Set problem
Reproduce all of the listing below without alteration.

-------

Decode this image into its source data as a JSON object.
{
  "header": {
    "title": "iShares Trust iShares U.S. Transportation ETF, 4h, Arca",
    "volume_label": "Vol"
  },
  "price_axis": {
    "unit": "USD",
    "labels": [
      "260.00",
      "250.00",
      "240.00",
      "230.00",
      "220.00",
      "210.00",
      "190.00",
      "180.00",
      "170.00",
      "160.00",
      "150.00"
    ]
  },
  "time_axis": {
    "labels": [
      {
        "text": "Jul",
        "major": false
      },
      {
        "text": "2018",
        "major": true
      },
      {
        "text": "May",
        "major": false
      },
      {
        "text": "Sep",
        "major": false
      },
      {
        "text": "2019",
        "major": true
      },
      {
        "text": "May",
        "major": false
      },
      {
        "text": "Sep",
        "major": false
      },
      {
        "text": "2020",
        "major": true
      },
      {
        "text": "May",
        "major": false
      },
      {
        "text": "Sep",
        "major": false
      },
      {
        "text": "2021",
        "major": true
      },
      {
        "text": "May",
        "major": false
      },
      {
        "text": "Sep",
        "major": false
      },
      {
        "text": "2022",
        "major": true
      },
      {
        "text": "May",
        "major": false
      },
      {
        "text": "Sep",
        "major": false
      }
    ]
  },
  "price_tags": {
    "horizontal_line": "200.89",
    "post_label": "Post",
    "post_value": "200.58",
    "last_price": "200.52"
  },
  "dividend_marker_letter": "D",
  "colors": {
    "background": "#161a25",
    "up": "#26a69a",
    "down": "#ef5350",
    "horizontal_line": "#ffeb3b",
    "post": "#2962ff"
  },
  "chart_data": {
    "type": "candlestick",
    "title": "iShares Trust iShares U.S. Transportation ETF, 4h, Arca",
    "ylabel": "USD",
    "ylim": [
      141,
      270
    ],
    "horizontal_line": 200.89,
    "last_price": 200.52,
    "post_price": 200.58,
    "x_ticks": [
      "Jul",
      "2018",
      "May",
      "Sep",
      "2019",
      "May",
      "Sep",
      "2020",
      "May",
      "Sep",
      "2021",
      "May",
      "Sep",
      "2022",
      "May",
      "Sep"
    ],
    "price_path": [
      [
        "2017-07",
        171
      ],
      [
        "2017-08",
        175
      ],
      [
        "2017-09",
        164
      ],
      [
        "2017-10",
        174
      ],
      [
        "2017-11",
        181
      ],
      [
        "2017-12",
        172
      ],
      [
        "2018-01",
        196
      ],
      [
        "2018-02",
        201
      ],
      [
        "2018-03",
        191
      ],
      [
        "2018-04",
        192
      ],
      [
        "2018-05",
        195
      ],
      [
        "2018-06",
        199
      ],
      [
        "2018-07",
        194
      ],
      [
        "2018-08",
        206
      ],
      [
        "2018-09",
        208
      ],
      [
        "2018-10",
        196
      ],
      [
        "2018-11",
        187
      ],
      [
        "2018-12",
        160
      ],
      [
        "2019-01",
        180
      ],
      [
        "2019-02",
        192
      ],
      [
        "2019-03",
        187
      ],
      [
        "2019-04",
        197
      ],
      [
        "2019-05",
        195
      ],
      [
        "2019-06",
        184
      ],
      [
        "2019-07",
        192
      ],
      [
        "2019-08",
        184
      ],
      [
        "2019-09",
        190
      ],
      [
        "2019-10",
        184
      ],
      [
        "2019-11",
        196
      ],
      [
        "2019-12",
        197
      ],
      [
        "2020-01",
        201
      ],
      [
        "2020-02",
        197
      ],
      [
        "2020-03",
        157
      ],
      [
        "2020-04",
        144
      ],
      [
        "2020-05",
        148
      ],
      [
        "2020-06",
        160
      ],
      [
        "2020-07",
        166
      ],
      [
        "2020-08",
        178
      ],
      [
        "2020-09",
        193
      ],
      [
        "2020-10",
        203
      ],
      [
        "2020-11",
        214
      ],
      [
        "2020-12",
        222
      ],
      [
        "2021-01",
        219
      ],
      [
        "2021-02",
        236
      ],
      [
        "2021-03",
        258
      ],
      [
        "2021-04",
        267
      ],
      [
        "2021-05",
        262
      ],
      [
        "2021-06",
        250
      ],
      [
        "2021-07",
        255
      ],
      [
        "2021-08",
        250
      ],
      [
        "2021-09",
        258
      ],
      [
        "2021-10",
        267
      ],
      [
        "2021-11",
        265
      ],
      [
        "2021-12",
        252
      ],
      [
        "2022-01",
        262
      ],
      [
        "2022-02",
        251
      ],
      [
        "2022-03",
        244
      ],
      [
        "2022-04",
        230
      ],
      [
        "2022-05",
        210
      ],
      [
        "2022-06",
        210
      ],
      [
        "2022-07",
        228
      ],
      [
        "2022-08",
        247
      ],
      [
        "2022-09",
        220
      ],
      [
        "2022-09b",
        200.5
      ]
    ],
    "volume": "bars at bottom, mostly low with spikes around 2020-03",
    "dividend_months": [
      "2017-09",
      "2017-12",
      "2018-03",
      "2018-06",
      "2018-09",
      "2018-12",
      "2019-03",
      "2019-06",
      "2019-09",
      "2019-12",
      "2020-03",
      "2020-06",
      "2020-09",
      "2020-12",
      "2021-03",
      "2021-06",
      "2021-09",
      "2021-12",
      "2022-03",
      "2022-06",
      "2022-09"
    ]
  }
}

-------

Response
Decode this image into its source data as a JSON object.
{
  "header": {
    "title": "iShares Trust iShares U.S. Transportation ETF, 4h, Arca",
    "volume_label": "Vol"
  },
  "price_axis": {
    "unit": "USD",
    "labels": [
      "260.00",
      "250.00",
      "240.00",
      "230.00",
      "220.00",
      "210.00",
      "190.00",
      "180.00",
      "170.00",
      "160.00",
      "150.00"
    ]
  },
  "time_axis": {
    "labels": [
      {
        "text": "Jul",
        "major": false
      },
      {
        "text": "2018",
        "major": true
      },
      {
        "text": "May",
        "major": false
      },
      {
        "text": "Sep",
        "major": false
      },
      {
        "text": "2019",
        "major": true
      },
      {
        "text": "May",
        "major": false
      },
      {
        "text": "Sep",
        "major": false
      },
      {
        "text": "2020",
        "major": true
      },
      {
        "text": "May",
        "major": false
      },
      {
        "text": "Sep",
        "major": false
      },
      {
        "text": "2021",
        "major": true
      },
      {
        "text": "May",
        "major": false
      },
      {
        "text": "Sep",
        "major": false
      },
      {
        "text": "2022",
        "major": true
      },
      {
        "text": "May",
        "major": false
      },
      {
        "text": "Sep",
        "major": false
      }
    ]
  },
  "price_tags": {
    "horizontal_line": "200.89",
    "post_label": "Post",
    "post_value": "200.58",
    "last_price": "200.52"
  },
  "dividend_marker_letter": "D",
  "colors": {
    "background": "#161a25",
    "up": "#26a69a",
    "down": "#ef5350",
    "horizontal_line": "#ffeb3b",
    "post": "#2962ff"
  },
  "chart_data": {
    "type": "candlestick",
    "title": "iShares Trust iShares U.S. Transportation ETF, 4h, Arca",
    "ylabel": "USD",
    "ylim": [
      141,
      270
    ],
    "horizontal_line": 200.89,
    "last_price": 200.52,
    "post_price": 200.58,
    "x_ticks": [
      "Jul",
      "2018",
      "May",
      "Sep",
      "2019",
      "May",
      "Sep",
      "2020",
      "May",
      "Sep",
      "2021",
      "May",
      "Sep",
      "2022",
      "May",
      "Sep"
    ],
    "price_path": [
      [
        "2017-07",
        171
      ],
      [
        "2017-08",
        175
      ],
      [
        "2017-09",
        164
      ],
      [
        "2017-10",
        174
      ],
      [
        "2017-11",
        181
      ],
      [
        "2017-12",
        172
      ],
      [
        "2018-01",
        196
      ],
      [
        "2018-02",
        201
      ],
      [
        "2018-03",
        191
      ],
      [
        "2018-04",
        192
      ],
      [
        "2018-05",
        195
      ],
      [
        "2018-06",
        199
      ],
      [
        "2018-07",
        194
      ],
      [
        "2018-08",
        206
      ],
      [
        "2018-09",
        208
      ],
      [
        "2018-10",
        196
      ],
      [
        "2018-11",
        187
      ],
      [
        "2018-12",
        160
      ],
      [
        "2019-01",
        180
      ],
      [
        "2019-02",
        192
      ],
      [
        "2019-03",
        187
      ],
      [
        "2019-04",
        197
      ],
      [
        "2019-05",
        195
      ],
      [
        "2019-06",
        184
      ],
      [
        "2019-07",
        192
      ],
      [
        "2019-08",
        184
      ],
      [
        "2019-09",
        190
      ],
      [
        "2019-10",
        184
      ],
      [
        "2019-11",
        196
      ],
      [
        "2019-12",
        197
      ],
      [
        "2020-01",
        201
      ],
      [
        "2020-02",
        197
      ],
      [
        "2020-03",
        157
      ],
      [
        "2020-04",
        144
      ],
      [
        "2020-05",
        148
      ],
      [
        "2020-06",
        160
      ],
      [
        "2020-07",
        166
      ],
      [
        "2020-08",
        178
      ],
      [
        "2020-09",
        193
      ],
      [
        "2020-10",
        203
      ],
      [
        "2020-11",
        214
      ],
      [
        "2020-12",
        222
      ],
      [
        "2021-01",
        219
      ],
      [
        "2021-02",
        236
      ],
      [
        "2021-03",
        258
      ],
      [
        "2021-04",
        267
      ],
      [
        "2021-05",
        262
      ],
      [
        "2021-06",
        250
      ],
      [
        "2021-07",
        255
      ],
      [
        "2021-08",
        250
      ],
      [
        "2021-09",
        258
      ],
      [
        "2021-10",
        267
      ],
      [
        "2021-11",
        265
      ],
      [
        "2021-12",
        252
      ],
      [
        "2022-01",
        262
      ],
      [
        "2022-02",
        251
      ],
      [
        "2022-03",
        244
      ],
      [
        "2022-04",
        230
      ],
      [
        "2022-05",
        210
      ],
      [
        "2022-06",
        210
      ],
      [
        "2022-07",
        228
      ],
      [
        "2022-08",
        247
      ],
      [
        "2022-09",
        220
      ],
      [
        "2022-09b",
        200.5
      ]
    ],
    "volume": "bars at bottom, mostly low with spikes around 2020-03",
    "dividend_months": [
      "2017-09",
      "2017-12",
      "2018-03",
      "2018-06",
      "2018-09",
      "2018-12",
      "2019-03",
      "2019-06",
      "2019-09",
      "2019-12",
      "2020-03",
      "2020-06",
      "2020-09",
      "2020-12",
      "2021-03",
      "2021-06",
      "2021-09",
      "2021-12",
      "2022-03",
      "2022-06",
      "2022-09"
    ]
  }
}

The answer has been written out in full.